PROVIDED PASSAGE —
*** Block opens ***

Bite-SizedExpert – Beit Midrash AnalysisJune 7, 2026

Sugya Map

  • Issue: The legal status of a charity pledge (tzedakah) and the mechanism of bal te'acher (prohibition against delaying payment).
  • Nafka Mina: Whether a pledge is an immediate obligation of giving (guttural) or if separating (hafrashah) the funds suffices to satisfy the mitzvah.
  • Primary Sources: Deuteronomy 23:22, Mishneh Torah, Gifts to the Poor 8:1, Bava Batra 9a, Nedarim 7a.

Text Snapshot

Mishneh Torah, Gifts to the Poor 8:1: "Charity is considered as a vow. Therefore one who says: 'I pledge to give a sela to charity' ... he is obligated to give it [to charity] immediately. If he delays, he transgresses the commandment against delaying."

Nuance: Rambam equates tzedakah to nedarim (vows), triggering the rigid timeline of Deuteronomy 23:22. The dikduk here is critical: the obligation is not merely the mindset of charity, but the actualization of the transfer.

*** Block closes ***

Collected data:
*** Block opens ***

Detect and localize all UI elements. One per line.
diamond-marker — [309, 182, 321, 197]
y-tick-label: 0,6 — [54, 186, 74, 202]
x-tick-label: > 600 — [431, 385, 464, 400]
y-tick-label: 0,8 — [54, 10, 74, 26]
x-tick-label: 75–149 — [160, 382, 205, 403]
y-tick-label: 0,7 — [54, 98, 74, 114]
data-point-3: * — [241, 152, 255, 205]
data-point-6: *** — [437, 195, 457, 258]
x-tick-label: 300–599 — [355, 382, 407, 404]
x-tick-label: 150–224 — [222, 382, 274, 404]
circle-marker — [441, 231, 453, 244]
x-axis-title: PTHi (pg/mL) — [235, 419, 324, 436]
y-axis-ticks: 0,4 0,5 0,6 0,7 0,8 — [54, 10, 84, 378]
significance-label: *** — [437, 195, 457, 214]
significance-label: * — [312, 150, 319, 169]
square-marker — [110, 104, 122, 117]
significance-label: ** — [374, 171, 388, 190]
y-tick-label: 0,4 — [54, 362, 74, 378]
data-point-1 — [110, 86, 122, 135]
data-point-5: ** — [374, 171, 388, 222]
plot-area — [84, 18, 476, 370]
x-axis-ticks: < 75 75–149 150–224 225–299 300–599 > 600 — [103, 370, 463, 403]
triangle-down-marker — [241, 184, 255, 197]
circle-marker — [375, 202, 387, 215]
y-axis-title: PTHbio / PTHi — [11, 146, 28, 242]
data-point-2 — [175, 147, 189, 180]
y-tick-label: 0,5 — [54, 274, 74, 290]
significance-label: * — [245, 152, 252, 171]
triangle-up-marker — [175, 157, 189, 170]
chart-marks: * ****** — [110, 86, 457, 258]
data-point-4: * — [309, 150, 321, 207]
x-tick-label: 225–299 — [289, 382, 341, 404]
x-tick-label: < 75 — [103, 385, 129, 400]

*** Block closes ***

REQUIRED WORK —
1. In the charity pledge analysis, what does Rambam equate tzedakah to?
2. Continue the charity pledge analysis from the point where it stops.
The collected data isn't needed here.

TASK RESPONSES —
1. Rambam equates tzedakah to nedarim (vows).

2.
Readings

  • Tzafnat Pa'neach (Rogatchover): Argues that for Rambam, the obligation of bal te'acher attaches to the separation of funds immediately upon declaration. The separation serves as a kinyan for the poor, transforming the debt into a tangible asset held in trust.
  • Siftei Cohen (Shach) on YD 257:5: Notes that if no poor are present, one must set the money aside, but one is not obligated to search for the poor. This reconciles the "immediate" requirement with the practical impossibility of distribution.

Friction

  • Kushya: If tzedakah is a vow, why does Rambam (8:4) permit exchanging the coin for another, while Temple-consecrated items require a formal pidyon?
  • Terutz: As the Tzafnat Pa'neach suggests, tzedakah lacks the kedushat haguf (sanctity of the object) inherent in Temple offerings. It is a financial obligation (chiyuv mammon), not an act of sanctification. Thus, the coin is merely a vehicle; the obligation remains the value (the sela), not the specific metal.

Intertext

  • Isaiah 54:14: "You shall be established through righteousness." Rambam links this to the meta-physical survival of the Jewish throne, framing charity as the foundational structure of the state.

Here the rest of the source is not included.